#### [SUPPLIED INFORMATION]
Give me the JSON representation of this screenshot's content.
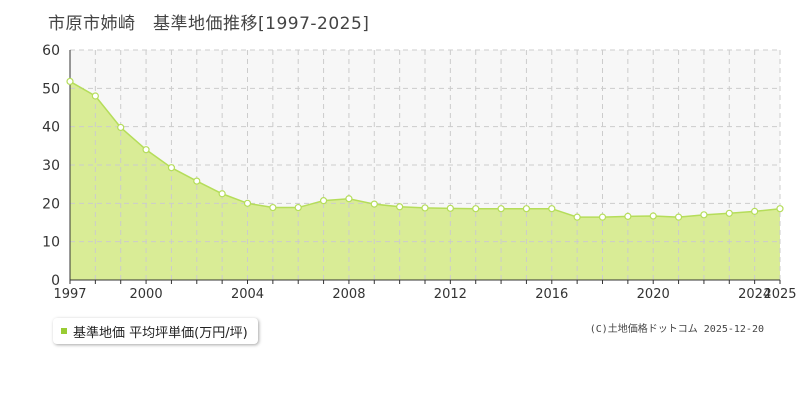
{
  "title": "市原市姉崎　基準地価推移[1997-2025]",
  "legend_label": "基準地価 平均坪単価(万円/坪)",
  "credit": "(C)土地価格ドットコム 2025-12-20",
  "colors": {
    "line": "#b5dd5a",
    "fill": "#d9ec96",
    "marker_fill": "#ffffff",
    "grid": "#cccccc",
    "bg_upper": "#f7f7f7"
  },
  "chart_data": {
    "type": "area",
    "title": "市原市姉崎　基準地価推移[1997-2025]",
    "xlabel": "",
    "ylabel": "",
    "x": [
      1997,
      1998,
      1999,
      2000,
      2001,
      2002,
      2003,
      2004,
      2005,
      2006,
      2007,
      2008,
      2009,
      2010,
      2011,
      2012,
      2013,
      2014,
      2015,
      2016,
      2017,
      2018,
      2019,
      2020,
      2021,
      2022,
      2023,
      2024,
      2025
    ],
    "series": [
      {
        "name": "基準地価 平均坪単価(万円/坪)",
        "values": [
          51.8,
          48.0,
          39.8,
          34.0,
          29.3,
          25.8,
          22.5,
          20.0,
          18.9,
          18.9,
          20.7,
          21.2,
          19.8,
          19.1,
          18.8,
          18.7,
          18.6,
          18.6,
          18.6,
          18.6,
          16.4,
          16.4,
          16.6,
          16.7,
          16.4,
          17.0,
          17.4,
          17.9,
          18.6
        ]
      }
    ],
    "xlim": [
      1997,
      2025
    ],
    "ylim": [
      0,
      60
    ],
    "yticks": [
      0,
      10,
      20,
      30,
      40,
      50,
      60
    ],
    "xtick_labels": [
      "1997",
      "2000",
      "2004",
      "2008",
      "2012",
      "2016",
      "2020",
      "2024",
      "2025"
    ],
    "grid": true,
    "legend": "bottom-left"
  }
}
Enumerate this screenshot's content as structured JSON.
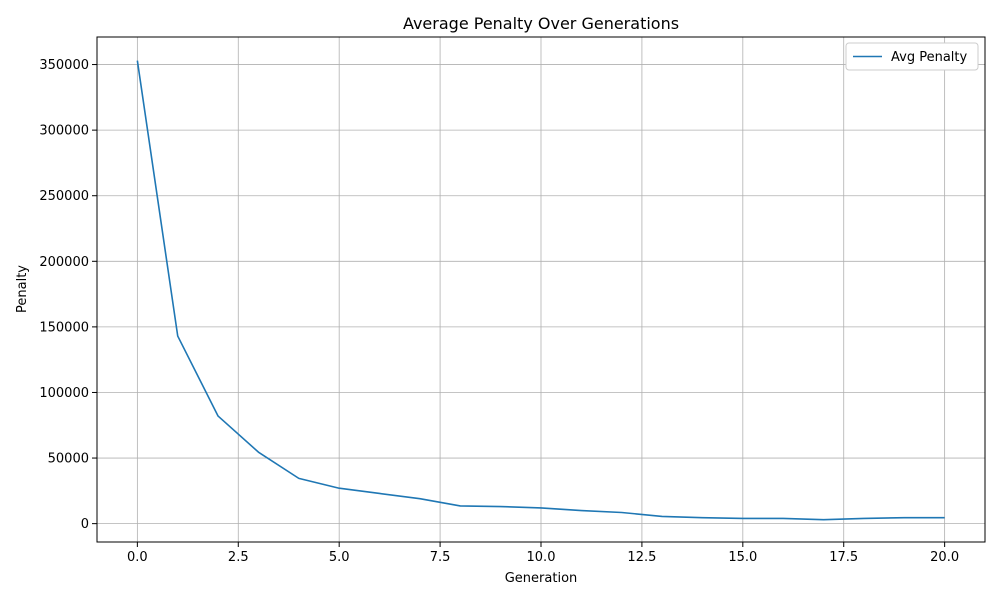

#### [WHAT TO DO]
Check each line of the data above for the string "JSON", then report how many lines have it, with no other words.

#### [SOLVED EXERCISE]
2